Records provided:
==================================================
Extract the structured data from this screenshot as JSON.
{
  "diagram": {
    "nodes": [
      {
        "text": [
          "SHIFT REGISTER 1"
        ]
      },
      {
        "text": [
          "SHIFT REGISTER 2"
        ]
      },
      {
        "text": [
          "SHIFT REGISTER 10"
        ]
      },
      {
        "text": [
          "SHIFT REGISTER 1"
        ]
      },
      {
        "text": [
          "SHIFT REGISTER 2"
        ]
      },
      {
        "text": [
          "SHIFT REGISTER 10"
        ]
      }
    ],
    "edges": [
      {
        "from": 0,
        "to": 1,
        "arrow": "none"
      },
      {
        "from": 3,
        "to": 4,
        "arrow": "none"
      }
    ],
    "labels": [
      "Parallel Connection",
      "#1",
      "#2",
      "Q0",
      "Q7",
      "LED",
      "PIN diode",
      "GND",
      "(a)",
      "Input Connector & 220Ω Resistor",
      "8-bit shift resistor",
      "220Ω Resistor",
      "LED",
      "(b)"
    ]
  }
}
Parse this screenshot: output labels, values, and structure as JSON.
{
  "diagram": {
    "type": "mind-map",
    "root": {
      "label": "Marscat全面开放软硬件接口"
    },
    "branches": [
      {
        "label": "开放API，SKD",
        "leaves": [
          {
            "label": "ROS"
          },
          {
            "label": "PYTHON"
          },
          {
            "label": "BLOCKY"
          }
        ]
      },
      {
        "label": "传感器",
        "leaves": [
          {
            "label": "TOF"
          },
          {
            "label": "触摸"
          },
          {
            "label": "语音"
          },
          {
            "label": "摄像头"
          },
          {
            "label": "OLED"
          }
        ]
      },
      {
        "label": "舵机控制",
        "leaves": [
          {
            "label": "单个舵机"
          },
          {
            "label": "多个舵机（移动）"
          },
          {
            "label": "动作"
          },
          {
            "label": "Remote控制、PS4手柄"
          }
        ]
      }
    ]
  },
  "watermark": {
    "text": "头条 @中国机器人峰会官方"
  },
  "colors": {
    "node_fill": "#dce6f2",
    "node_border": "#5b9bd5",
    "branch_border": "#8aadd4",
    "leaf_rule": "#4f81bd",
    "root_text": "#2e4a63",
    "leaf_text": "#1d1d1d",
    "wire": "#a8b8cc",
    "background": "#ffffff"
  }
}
==================================================
Task description: Go through the data and return every record exactly.

Correct response:
Extract the structured data from this screenshot as JSON.
{
  "diagram": {
    "nodes": [
      {
        "text": [
          "SHIFT REGISTER 1"
        ]
      },
      {
        "text": [
          "SHIFT REGISTER 2"
        ]
      },
      {
        "text": [
          "SHIFT REGISTER 10"
        ]
      },
      {
        "text": [
          "SHIFT REGISTER 1"
        ]
      },
      {
        "text": [
          "SHIFT REGISTER 2"
        ]
      },
      {
        "text": [
          "SHIFT REGISTER 10"
        ]
      }
    ],
    "edges": [
      {
        "from": 0,
        "to": 1,
        "arrow": "none"
      },
      {
        "from": 3,
        "to": 4,
        "arrow": "none"
      }
    ],
    "labels": [
      "Parallel Connection",
      "#1",
      "#2",
      "Q0",
      "Q7",
      "LED",
      "PIN diode",
      "GND",
      "(a)",
      "Input Connector & 220Ω Resistor",
      "8-bit shift resistor",
      "220Ω Resistor",
      "LED",
      "(b)"
    ]
  }
}
Parse this screenshot: output labels, values, and structure as JSON.
{
  "diagram": {
    "type": "mind-map",
    "root": {
      "label": "Marscat全面开放软硬件接口"
    },
    "branches": [
      {
        "label": "开放API，SKD",
        "leaves": [
          {
            "label": "ROS"
          },
          {
            "label": "PYTHON"
          },
          {
            "label": "BLOCKY"
          }
        ]
      },
      {
        "label": "传感器",
        "leaves": [
          {
            "label": "TOF"
          },
          {
            "label": "触摸"
          },
          {
            "label": "语音"
          },
          {
            "label": "摄像头"
          },
          {
            "label": "OLED"
          }
        ]
      },
      {
        "label": "舵机控制",
        "leaves": [
          {
            "label": "单个舵机"
          },
          {
            "label": "多个舵机（移动）"
          },
          {
            "label": "动作"
          },
          {
            "label": "Remote控制、PS4手柄"
          }
        ]
      }
    ]
  },
  "watermark": {
    "text": "头条 @中国机器人峰会官方"
  },
  "colors": {
    "node_fill": "#dce6f2",
    "node_border": "#5b9bd5",
    "branch_border": "#8aadd4",
    "leaf_rule": "#4f81bd",
    "root_text": "#2e4a63",
    "leaf_text": "#1d1d1d",
    "wire": "#a8b8cc",
    "background": "#ffffff"
  }
}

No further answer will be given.